Dataset items
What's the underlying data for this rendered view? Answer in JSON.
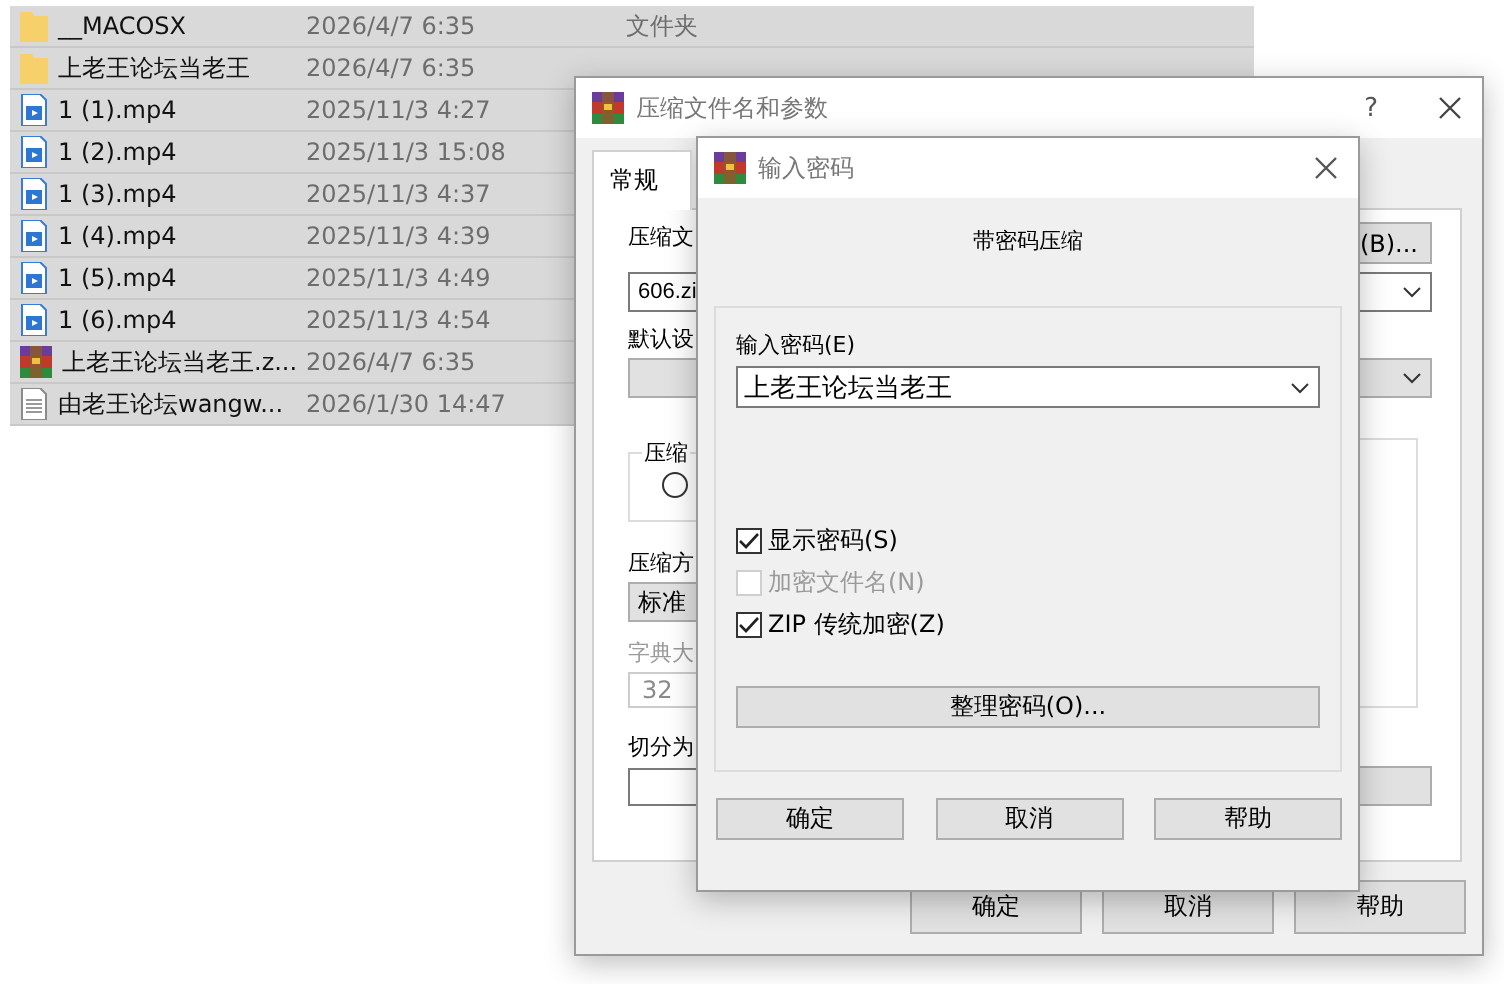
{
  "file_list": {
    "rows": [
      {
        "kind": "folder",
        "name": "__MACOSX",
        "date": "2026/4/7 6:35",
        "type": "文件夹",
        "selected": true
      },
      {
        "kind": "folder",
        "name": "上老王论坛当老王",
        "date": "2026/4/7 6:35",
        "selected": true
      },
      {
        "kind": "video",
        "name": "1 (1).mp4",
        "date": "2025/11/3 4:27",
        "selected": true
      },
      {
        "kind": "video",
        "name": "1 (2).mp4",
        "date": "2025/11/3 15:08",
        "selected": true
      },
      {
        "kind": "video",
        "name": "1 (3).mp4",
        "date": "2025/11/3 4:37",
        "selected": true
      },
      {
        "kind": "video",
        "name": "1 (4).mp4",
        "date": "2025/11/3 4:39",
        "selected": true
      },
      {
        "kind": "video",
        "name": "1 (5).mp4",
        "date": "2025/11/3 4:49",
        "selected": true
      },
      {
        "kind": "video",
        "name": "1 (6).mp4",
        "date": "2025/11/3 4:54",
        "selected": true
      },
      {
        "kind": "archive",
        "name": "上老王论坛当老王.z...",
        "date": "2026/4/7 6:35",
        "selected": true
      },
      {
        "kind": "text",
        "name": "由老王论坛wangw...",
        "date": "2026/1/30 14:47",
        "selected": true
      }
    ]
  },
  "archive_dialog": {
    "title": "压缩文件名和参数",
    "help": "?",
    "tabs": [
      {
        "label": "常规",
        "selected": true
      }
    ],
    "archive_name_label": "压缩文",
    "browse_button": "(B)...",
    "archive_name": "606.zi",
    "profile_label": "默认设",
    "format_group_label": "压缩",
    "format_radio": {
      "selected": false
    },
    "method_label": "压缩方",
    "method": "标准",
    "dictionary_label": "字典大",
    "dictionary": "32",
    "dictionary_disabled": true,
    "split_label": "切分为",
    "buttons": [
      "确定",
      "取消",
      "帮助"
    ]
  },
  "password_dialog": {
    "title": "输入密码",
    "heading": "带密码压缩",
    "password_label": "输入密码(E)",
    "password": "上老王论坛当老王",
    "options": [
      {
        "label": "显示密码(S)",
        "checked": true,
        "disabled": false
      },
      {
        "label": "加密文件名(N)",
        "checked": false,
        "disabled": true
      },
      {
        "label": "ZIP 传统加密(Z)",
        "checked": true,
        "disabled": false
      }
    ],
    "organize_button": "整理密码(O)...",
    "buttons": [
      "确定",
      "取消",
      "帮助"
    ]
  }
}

### Objective
Images must not appear in the copy; reproduce everything else in the records verbatim.

### Answer below
What's the underlying data for this rendered view? Answer in JSON.
{
  "file_list": {
    "rows": [
      {
        "kind": "folder",
        "name": "__MACOSX",
        "date": "2026/4/7 6:35",
        "type": "文件夹",
        "selected": true
      },
      {
        "kind": "folder",
        "name": "上老王论坛当老王",
        "date": "2026/4/7 6:35",
        "selected": true
      },
      {
        "kind": "video",
        "name": "1 (1).mp4",
        "date": "2025/11/3 4:27",
        "selected": true
      },
      {
        "kind": "video",
        "name": "1 (2).mp4",
        "date": "2025/11/3 15:08",
        "selected": true
      },
      {
        "kind": "video",
        "name": "1 (3).mp4",
        "date": "2025/11/3 4:37",
        "selected": true
      },
      {
        "kind": "video",
        "name": "1 (4).mp4",
        "date": "2025/11/3 4:39",
        "selected": true
      },
      {
        "kind": "video",
        "name": "1 (5).mp4",
        "date": "2025/11/3 4:49",
        "selected": true
      },
      {
        "kind": "video",
        "name": "1 (6).mp4",
        "date": "2025/11/3 4:54",
        "selected": true
      },
      {
        "kind": "archive",
        "name": "上老王论坛当老王.z...",
        "date": "2026/4/7 6:35",
        "selected": true
      },
      {
        "kind": "text",
        "name": "由老王论坛wangw...",
        "date": "2026/1/30 14:47",
        "selected": true
      }
    ]
  },
  "archive_dialog": {
    "title": "压缩文件名和参数",
    "help": "?",
    "tabs": [
      {
        "label": "常规",
        "selected": true
      }
    ],
    "archive_name_label": "压缩文",
    "browse_button": "(B)...",
    "archive_name": "606.zi",
    "profile_label": "默认设",
    "format_group_label": "压缩",
    "format_radio": {
      "selected": false
    },
    "method_label": "压缩方",
    "method": "标准",
    "dictionary_label": "字典大",
    "dictionary": "32",
    "dictionary_disabled": true,
    "split_label": "切分为",
    "buttons": [
      "确定",
      "取消",
      "帮助"
    ]
  },
  "password_dialog": {
    "title": "输入密码",
    "heading": "带密码压缩",
    "password_label": "输入密码(E)",
    "password": "上老王论坛当老王",
    "options": [
      {
        "label": "显示密码(S)",
        "checked": true,
        "disabled": false
      },
      {
        "label": "加密文件名(N)",
        "checked": false,
        "disabled": true
      },
      {
        "label": "ZIP 传统加密(Z)",
        "checked": true,
        "disabled": false
      }
    ],
    "organize_button": "整理密码(O)...",
    "buttons": [
      "确定",
      "取消",
      "帮助"
    ]
  }
}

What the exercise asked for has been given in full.